Write the entries out again exactly as they stand, but without the pictures.

--- Dataset content ---
+===+

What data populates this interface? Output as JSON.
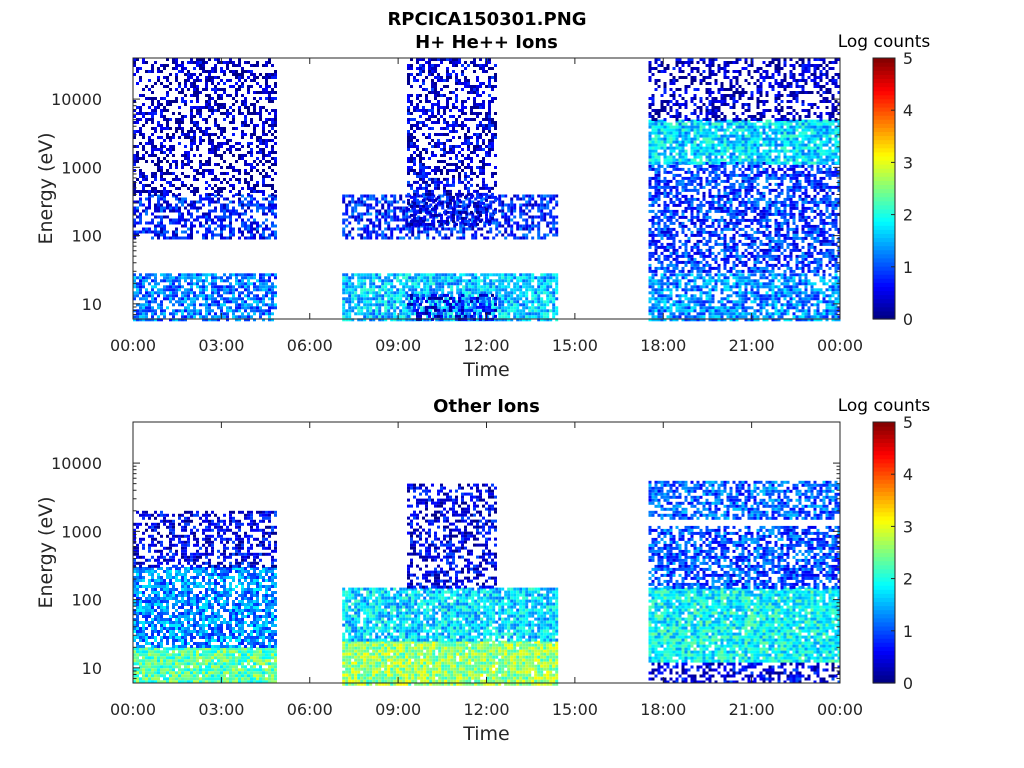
{
  "figure": {
    "title_line1": "RPCICA150301.PNG"
  },
  "chart_data": [
    {
      "type": "heatmap",
      "title": "H+ He++ Ions",
      "xlabel": "Time",
      "ylabel": "Energy (eV)",
      "x_ticks": [
        "00:00",
        "03:00",
        "06:00",
        "09:00",
        "12:00",
        "15:00",
        "18:00",
        "21:00",
        "00:00"
      ],
      "x_range_hours": [
        0,
        24
      ],
      "y_scale": "log",
      "y_ticks": [
        "10",
        "100",
        "1000",
        "10000"
      ],
      "y_tick_values": [
        10,
        100,
        1000,
        10000
      ],
      "y_range": [
        6,
        40000
      ],
      "colorbar": {
        "label": "Log counts",
        "ticks": [
          "0",
          "1",
          "2",
          "3",
          "4",
          "5"
        ],
        "range": [
          0,
          5
        ],
        "colormap": "jet"
      },
      "data_gaps_hours": [
        [
          4.8,
          7.1
        ],
        [
          14.35,
          17.5
        ]
      ],
      "regions": [
        {
          "t": [
            0,
            4.8
          ],
          "e": [
            6,
            28
          ],
          "level": 1.2
        },
        {
          "t": [
            0,
            4.8
          ],
          "e": [
            95,
            400
          ],
          "level": 0.7
        },
        {
          "t": [
            0,
            4.8
          ],
          "e": [
            400,
            40000
          ],
          "level": 0.25
        },
        {
          "t": [
            7.1,
            14.35
          ],
          "e": [
            6,
            28
          ],
          "level": 1.6
        },
        {
          "t": [
            9.3,
            12.3
          ],
          "e": [
            6,
            14
          ],
          "level": 0.6
        },
        {
          "t": [
            7.1,
            14.35
          ],
          "e": [
            95,
            400
          ],
          "level": 0.8
        },
        {
          "t": [
            9.3,
            12.3
          ],
          "e": [
            150,
            700
          ],
          "level": 0.5
        },
        {
          "t": [
            9.3,
            12.3
          ],
          "e": [
            700,
            40000
          ],
          "level": 0.4
        },
        {
          "t": [
            17.5,
            24
          ],
          "e": [
            6,
            28
          ],
          "level": 1.3
        },
        {
          "t": [
            17.5,
            24
          ],
          "e": [
            30,
            1200
          ],
          "level": 0.9
        },
        {
          "t": [
            17.5,
            24
          ],
          "e": [
            1200,
            5000
          ],
          "level": 1.7
        },
        {
          "t": [
            17.5,
            24
          ],
          "e": [
            5000,
            40000
          ],
          "level": 0.3
        }
      ]
    },
    {
      "type": "heatmap",
      "title": "Other Ions",
      "xlabel": "Time",
      "ylabel": "Energy (eV)",
      "x_ticks": [
        "00:00",
        "03:00",
        "06:00",
        "09:00",
        "12:00",
        "15:00",
        "18:00",
        "21:00",
        "00:00"
      ],
      "x_range_hours": [
        0,
        24
      ],
      "y_scale": "log",
      "y_ticks": [
        "10",
        "100",
        "1000",
        "10000"
      ],
      "y_tick_values": [
        10,
        100,
        1000,
        10000
      ],
      "y_range": [
        6,
        40000
      ],
      "colorbar": {
        "label": "Log counts",
        "ticks": [
          "0",
          "1",
          "2",
          "3",
          "4",
          "5"
        ],
        "range": [
          0,
          5
        ],
        "colormap": "jet"
      },
      "data_gaps_hours": [
        [
          4.8,
          7.1
        ],
        [
          14.35,
          17.5
        ]
      ],
      "regions": [
        {
          "t": [
            0,
            4.8
          ],
          "e": [
            6,
            20
          ],
          "level": 2.3
        },
        {
          "t": [
            0,
            4.8
          ],
          "e": [
            20,
            300
          ],
          "level": 1.3
        },
        {
          "t": [
            0,
            4.8
          ],
          "e": [
            300,
            2000
          ],
          "level": 0.5
        },
        {
          "t": [
            7.1,
            14.35
          ],
          "e": [
            6,
            25
          ],
          "level": 2.6
        },
        {
          "t": [
            7.1,
            14.35
          ],
          "e": [
            25,
            150
          ],
          "level": 1.7
        },
        {
          "t": [
            9.3,
            12.3
          ],
          "e": [
            150,
            5000
          ],
          "level": 0.5
        },
        {
          "t": [
            17.5,
            24
          ],
          "e": [
            6,
            12
          ],
          "level": 0.5
        },
        {
          "t": [
            17.5,
            24
          ],
          "e": [
            12,
            150
          ],
          "level": 1.9
        },
        {
          "t": [
            17.5,
            24
          ],
          "e": [
            150,
            1200
          ],
          "level": 1.0
        },
        {
          "t": [
            17.5,
            24
          ],
          "e": [
            1500,
            5500
          ],
          "level": 1.1
        }
      ]
    }
  ],
  "colors": {
    "axis": "#262626",
    "background": "#ffffff"
  }
}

+===+

--- Task result ---
What data populates this interface? Output as JSON.
{
  "figure": {
    "title_line1": "RPCICA150301.PNG"
  },
  "chart_data": [
    {
      "type": "heatmap",
      "title": "H+ He++ Ions",
      "xlabel": "Time",
      "ylabel": "Energy (eV)",
      "x_ticks": [
        "00:00",
        "03:00",
        "06:00",
        "09:00",
        "12:00",
        "15:00",
        "18:00",
        "21:00",
        "00:00"
      ],
      "x_range_hours": [
        0,
        24
      ],
      "y_scale": "log",
      "y_ticks": [
        "10",
        "100",
        "1000",
        "10000"
      ],
      "y_tick_values": [
        10,
        100,
        1000,
        10000
      ],
      "y_range": [
        6,
        40000
      ],
      "colorbar": {
        "label": "Log counts",
        "ticks": [
          "0",
          "1",
          "2",
          "3",
          "4",
          "5"
        ],
        "range": [
          0,
          5
        ],
        "colormap": "jet"
      },
      "data_gaps_hours": [
        [
          4.8,
          7.1
        ],
        [
          14.35,
          17.5
        ]
      ],
      "regions": [
        {
          "t": [
            0,
            4.8
          ],
          "e": [
            6,
            28
          ],
          "level": 1.2
        },
        {
          "t": [
            0,
            4.8
          ],
          "e": [
            95,
            400
          ],
          "level": 0.7
        },
        {
          "t": [
            0,
            4.8
          ],
          "e": [
            400,
            40000
          ],
          "level": 0.25
        },
        {
          "t": [
            7.1,
            14.35
          ],
          "e": [
            6,
            28
          ],
          "level": 1.6
        },
        {
          "t": [
            9.3,
            12.3
          ],
          "e": [
            6,
            14
          ],
          "level": 0.6
        },
        {
          "t": [
            7.1,
            14.35
          ],
          "e": [
            95,
            400
          ],
          "level": 0.8
        },
        {
          "t": [
            9.3,
            12.3
          ],
          "e": [
            150,
            700
          ],
          "level": 0.5
        },
        {
          "t": [
            9.3,
            12.3
          ],
          "e": [
            700,
            40000
          ],
          "level": 0.4
        },
        {
          "t": [
            17.5,
            24
          ],
          "e": [
            6,
            28
          ],
          "level": 1.3
        },
        {
          "t": [
            17.5,
            24
          ],
          "e": [
            30,
            1200
          ],
          "level": 0.9
        },
        {
          "t": [
            17.5,
            24
          ],
          "e": [
            1200,
            5000
          ],
          "level": 1.7
        },
        {
          "t": [
            17.5,
            24
          ],
          "e": [
            5000,
            40000
          ],
          "level": 0.3
        }
      ]
    },
    {
      "type": "heatmap",
      "title": "Other Ions",
      "xlabel": "Time",
      "ylabel": "Energy (eV)",
      "x_ticks": [
        "00:00",
        "03:00",
        "06:00",
        "09:00",
        "12:00",
        "15:00",
        "18:00",
        "21:00",
        "00:00"
      ],
      "x_range_hours": [
        0,
        24
      ],
      "y_scale": "log",
      "y_ticks": [
        "10",
        "100",
        "1000",
        "10000"
      ],
      "y_tick_values": [
        10,
        100,
        1000,
        10000
      ],
      "y_range": [
        6,
        40000
      ],
      "colorbar": {
        "label": "Log counts",
        "ticks": [
          "0",
          "1",
          "2",
          "3",
          "4",
          "5"
        ],
        "range": [
          0,
          5
        ],
        "colormap": "jet"
      },
      "data_gaps_hours": [
        [
          4.8,
          7.1
        ],
        [
          14.35,
          17.5
        ]
      ],
      "regions": [
        {
          "t": [
            0,
            4.8
          ],
          "e": [
            6,
            20
          ],
          "level": 2.3
        },
        {
          "t": [
            0,
            4.8
          ],
          "e": [
            20,
            300
          ],
          "level": 1.3
        },
        {
          "t": [
            0,
            4.8
          ],
          "e": [
            300,
            2000
          ],
          "level": 0.5
        },
        {
          "t": [
            7.1,
            14.35
          ],
          "e": [
            6,
            25
          ],
          "level": 2.6
        },
        {
          "t": [
            7.1,
            14.35
          ],
          "e": [
            25,
            150
          ],
          "level": 1.7
        },
        {
          "t": [
            9.3,
            12.3
          ],
          "e": [
            150,
            5000
          ],
          "level": 0.5
        },
        {
          "t": [
            17.5,
            24
          ],
          "e": [
            6,
            12
          ],
          "level": 0.5
        },
        {
          "t": [
            17.5,
            24
          ],
          "e": [
            12,
            150
          ],
          "level": 1.9
        },
        {
          "t": [
            17.5,
            24
          ],
          "e": [
            150,
            1200
          ],
          "level": 1.0
        },
        {
          "t": [
            17.5,
            24
          ],
          "e": [
            1500,
            5500
          ],
          "level": 1.1
        }
      ]
    }
  ],
  "colors": {
    "axis": "#262626",
    "background": "#ffffff"
  }
}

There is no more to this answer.